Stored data
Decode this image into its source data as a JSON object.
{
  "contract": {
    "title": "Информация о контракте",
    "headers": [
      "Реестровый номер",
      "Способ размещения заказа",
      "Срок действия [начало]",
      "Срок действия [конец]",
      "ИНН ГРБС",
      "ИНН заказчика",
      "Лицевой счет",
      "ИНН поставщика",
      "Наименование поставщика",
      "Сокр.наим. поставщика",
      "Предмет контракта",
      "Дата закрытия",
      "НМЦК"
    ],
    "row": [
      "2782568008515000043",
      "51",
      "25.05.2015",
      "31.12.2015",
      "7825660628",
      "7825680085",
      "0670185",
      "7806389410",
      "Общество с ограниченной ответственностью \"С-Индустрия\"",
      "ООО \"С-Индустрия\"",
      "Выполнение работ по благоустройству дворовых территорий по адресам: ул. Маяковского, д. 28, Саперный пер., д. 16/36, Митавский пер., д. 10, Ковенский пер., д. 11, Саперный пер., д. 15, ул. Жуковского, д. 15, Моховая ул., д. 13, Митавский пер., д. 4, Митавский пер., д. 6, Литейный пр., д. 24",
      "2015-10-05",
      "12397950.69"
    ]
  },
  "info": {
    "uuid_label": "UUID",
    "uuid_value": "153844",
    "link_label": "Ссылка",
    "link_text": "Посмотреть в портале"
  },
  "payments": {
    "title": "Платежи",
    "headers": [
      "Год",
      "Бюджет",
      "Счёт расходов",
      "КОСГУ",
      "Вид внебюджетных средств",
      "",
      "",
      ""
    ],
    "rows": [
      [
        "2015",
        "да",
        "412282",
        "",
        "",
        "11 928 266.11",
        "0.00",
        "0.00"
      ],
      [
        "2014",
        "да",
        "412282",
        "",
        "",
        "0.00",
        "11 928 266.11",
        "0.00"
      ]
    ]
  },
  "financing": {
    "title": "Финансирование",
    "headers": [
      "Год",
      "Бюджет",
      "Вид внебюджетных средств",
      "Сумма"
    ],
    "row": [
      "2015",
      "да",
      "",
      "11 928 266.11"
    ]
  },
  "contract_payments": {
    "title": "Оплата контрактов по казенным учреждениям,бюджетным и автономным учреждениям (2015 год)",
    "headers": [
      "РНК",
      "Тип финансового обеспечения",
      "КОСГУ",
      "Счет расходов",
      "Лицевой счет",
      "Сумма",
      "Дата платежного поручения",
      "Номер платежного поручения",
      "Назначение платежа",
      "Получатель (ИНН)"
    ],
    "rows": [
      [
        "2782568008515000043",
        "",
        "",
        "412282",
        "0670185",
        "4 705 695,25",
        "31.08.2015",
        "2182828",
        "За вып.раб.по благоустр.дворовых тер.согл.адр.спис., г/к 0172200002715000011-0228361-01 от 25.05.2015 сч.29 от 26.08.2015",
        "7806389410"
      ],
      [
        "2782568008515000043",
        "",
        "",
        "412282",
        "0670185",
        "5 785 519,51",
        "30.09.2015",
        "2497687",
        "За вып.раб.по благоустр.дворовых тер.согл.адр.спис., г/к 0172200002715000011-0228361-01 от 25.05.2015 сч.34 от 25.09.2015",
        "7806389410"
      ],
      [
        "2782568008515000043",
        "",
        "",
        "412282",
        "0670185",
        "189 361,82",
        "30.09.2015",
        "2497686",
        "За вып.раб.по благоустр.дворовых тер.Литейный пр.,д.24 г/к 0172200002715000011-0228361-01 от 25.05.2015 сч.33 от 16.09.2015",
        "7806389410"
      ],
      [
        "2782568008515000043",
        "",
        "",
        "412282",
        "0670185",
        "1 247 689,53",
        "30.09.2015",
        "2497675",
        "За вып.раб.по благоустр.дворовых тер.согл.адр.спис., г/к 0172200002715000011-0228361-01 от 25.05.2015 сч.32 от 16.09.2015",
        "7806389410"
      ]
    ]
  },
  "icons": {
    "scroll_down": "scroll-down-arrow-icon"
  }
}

Instruction
Look for "спис" and pull out every line that has it.

Completed task
        "За вып.раб.по благоустр.дворовых тер.согл.адр.спис., г/к 0172200002715000011-0228361-01 от 25.05.2015 сч.29 от 26.08.2015",
        "За вып.раб.по благоустр.дворовых тер.согл.адр.спис., г/к 0172200002715000011-0228361-01 от 25.05.2015 сч.34 от 25.09.2015",
        "За вып.раб.по благоустр.дворовых тер.согл.адр.спис., г/к 0172200002715000011-0228361-01 от 25.05.2015 сч.32 от 16.09.2015",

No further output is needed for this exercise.